What to work on
Show every line in the items below that contains the string "Cluster", copied in full.

Annotated element entries:

<<<<

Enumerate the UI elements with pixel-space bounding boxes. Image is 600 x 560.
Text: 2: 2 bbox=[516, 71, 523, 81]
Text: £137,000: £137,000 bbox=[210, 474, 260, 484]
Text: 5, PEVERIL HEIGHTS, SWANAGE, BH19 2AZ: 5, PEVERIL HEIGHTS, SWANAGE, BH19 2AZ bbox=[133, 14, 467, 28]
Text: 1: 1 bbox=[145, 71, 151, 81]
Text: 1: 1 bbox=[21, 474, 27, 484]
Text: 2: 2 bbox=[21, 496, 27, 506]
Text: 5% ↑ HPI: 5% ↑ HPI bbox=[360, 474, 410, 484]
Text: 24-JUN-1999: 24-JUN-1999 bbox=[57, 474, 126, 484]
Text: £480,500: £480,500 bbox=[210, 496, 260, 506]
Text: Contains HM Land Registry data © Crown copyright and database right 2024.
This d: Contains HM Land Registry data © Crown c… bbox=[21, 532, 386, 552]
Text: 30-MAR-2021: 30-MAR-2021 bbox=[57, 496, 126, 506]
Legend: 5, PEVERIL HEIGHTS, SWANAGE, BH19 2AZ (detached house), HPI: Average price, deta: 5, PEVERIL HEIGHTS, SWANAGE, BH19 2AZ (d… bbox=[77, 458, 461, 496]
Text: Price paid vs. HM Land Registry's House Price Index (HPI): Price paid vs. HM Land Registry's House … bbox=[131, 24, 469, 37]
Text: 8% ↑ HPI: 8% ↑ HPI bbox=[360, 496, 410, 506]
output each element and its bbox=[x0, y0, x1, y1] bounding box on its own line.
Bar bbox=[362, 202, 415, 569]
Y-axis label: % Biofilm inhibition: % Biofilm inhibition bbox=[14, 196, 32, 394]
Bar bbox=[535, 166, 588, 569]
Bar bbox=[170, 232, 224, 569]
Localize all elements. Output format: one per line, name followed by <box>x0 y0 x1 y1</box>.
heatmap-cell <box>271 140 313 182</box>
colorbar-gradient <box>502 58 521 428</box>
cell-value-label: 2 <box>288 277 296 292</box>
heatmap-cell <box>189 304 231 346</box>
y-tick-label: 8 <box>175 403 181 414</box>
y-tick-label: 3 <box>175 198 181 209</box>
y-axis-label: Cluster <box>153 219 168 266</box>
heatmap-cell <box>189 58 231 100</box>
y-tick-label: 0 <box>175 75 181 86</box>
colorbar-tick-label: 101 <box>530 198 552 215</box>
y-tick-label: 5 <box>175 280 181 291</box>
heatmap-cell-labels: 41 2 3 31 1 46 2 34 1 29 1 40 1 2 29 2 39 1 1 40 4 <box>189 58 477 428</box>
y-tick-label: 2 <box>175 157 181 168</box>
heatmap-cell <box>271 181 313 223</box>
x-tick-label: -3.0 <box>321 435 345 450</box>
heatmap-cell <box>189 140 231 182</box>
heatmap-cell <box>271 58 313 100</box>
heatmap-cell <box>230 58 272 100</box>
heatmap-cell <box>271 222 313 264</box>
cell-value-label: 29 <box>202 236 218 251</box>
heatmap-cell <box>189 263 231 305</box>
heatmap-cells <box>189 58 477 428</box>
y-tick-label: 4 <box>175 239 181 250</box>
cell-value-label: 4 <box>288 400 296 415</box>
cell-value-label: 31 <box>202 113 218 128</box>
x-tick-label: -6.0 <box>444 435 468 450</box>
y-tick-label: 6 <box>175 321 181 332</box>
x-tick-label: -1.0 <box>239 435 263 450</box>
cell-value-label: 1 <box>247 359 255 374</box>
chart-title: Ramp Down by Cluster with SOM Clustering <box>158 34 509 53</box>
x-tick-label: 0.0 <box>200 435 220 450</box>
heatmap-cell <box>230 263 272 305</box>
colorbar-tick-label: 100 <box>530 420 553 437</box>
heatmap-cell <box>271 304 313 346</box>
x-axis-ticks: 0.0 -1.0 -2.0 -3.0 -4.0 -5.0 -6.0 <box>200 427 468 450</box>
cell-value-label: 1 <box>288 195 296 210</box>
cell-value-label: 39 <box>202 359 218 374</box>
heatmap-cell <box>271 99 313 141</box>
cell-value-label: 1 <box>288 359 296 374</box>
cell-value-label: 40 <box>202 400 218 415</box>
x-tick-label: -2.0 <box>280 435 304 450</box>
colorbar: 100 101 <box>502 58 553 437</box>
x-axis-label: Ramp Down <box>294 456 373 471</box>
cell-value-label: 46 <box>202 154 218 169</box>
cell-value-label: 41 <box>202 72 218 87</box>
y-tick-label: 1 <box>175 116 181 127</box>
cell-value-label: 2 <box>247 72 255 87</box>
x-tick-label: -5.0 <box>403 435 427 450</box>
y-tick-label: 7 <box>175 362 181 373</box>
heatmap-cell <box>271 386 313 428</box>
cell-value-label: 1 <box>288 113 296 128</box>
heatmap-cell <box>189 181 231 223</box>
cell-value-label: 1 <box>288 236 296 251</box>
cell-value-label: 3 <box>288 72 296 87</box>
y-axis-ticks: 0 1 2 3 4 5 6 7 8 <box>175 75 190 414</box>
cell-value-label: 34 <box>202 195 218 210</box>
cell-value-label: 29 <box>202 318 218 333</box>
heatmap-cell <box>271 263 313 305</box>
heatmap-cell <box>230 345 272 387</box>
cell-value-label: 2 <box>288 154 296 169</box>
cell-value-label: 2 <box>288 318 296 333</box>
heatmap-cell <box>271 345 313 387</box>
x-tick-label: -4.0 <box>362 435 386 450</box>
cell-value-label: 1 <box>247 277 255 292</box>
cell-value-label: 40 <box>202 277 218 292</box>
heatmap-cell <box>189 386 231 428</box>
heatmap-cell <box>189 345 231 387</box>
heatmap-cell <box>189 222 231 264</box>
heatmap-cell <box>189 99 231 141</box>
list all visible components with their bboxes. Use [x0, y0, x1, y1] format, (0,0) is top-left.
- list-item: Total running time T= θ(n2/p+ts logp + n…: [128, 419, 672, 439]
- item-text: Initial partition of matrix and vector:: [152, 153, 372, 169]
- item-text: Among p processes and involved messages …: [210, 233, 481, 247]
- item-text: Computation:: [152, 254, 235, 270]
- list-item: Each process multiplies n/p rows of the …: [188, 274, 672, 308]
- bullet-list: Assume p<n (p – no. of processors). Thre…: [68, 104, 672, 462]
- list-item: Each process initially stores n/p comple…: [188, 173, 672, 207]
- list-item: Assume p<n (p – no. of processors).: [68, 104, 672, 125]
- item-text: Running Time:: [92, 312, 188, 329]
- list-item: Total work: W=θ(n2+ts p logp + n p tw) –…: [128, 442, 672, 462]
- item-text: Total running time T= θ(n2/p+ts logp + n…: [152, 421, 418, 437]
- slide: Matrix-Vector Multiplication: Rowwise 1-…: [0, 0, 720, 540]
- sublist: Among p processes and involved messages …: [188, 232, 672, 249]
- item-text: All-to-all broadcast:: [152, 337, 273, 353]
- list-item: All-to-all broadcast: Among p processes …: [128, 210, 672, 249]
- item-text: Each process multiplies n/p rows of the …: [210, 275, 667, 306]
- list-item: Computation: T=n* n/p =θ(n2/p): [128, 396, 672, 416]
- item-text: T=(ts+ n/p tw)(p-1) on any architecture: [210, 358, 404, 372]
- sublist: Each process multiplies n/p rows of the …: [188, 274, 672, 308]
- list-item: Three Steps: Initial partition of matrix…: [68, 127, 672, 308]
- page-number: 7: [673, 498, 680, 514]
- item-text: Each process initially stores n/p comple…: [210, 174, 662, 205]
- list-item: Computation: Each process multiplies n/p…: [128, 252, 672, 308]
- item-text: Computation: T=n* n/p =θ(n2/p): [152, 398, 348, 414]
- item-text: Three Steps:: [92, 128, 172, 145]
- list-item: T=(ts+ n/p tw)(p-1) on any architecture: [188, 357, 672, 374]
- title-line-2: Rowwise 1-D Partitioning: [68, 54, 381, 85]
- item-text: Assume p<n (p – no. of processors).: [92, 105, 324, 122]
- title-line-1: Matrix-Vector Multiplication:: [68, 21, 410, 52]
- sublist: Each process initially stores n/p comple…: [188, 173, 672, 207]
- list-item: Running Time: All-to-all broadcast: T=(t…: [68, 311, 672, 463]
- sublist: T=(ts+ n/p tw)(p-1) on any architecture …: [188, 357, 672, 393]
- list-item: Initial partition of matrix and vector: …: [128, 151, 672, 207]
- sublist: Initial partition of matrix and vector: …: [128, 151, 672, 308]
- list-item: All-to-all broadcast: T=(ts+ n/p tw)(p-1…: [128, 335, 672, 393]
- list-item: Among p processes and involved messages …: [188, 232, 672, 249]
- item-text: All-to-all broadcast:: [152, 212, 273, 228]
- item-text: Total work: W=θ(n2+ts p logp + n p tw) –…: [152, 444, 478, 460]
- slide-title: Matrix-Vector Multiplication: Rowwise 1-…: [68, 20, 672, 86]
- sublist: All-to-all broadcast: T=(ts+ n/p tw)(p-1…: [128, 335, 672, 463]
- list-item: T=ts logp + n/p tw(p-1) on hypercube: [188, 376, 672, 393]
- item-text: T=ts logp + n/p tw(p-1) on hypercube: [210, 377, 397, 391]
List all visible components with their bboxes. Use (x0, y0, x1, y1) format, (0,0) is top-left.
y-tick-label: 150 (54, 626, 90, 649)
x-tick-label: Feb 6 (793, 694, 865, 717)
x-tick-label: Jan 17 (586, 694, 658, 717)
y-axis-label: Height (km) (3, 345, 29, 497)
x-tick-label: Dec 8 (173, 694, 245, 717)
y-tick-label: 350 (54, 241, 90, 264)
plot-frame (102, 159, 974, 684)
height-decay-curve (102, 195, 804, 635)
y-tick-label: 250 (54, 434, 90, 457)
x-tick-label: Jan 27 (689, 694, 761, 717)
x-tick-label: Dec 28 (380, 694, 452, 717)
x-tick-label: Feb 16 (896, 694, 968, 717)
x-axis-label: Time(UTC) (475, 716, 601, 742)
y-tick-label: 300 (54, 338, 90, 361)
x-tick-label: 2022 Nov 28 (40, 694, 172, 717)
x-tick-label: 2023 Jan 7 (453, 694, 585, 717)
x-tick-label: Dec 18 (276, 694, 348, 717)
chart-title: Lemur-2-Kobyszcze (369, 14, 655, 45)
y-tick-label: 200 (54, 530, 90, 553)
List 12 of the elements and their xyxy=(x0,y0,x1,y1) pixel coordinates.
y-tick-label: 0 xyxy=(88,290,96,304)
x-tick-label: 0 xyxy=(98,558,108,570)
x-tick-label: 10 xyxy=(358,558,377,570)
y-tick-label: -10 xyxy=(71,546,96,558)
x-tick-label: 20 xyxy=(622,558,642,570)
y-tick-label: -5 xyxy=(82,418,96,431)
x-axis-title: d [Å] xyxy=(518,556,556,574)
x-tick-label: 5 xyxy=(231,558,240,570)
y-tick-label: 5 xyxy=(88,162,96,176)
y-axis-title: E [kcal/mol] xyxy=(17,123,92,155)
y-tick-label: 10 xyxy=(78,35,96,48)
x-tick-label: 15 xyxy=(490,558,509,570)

>>>>

Result for this task
y-axis-label: Cluster <box>153 219 168 266</box>
chart-title: Ramp Down by Cluster with SOM Clustering <box>158 34 509 53</box>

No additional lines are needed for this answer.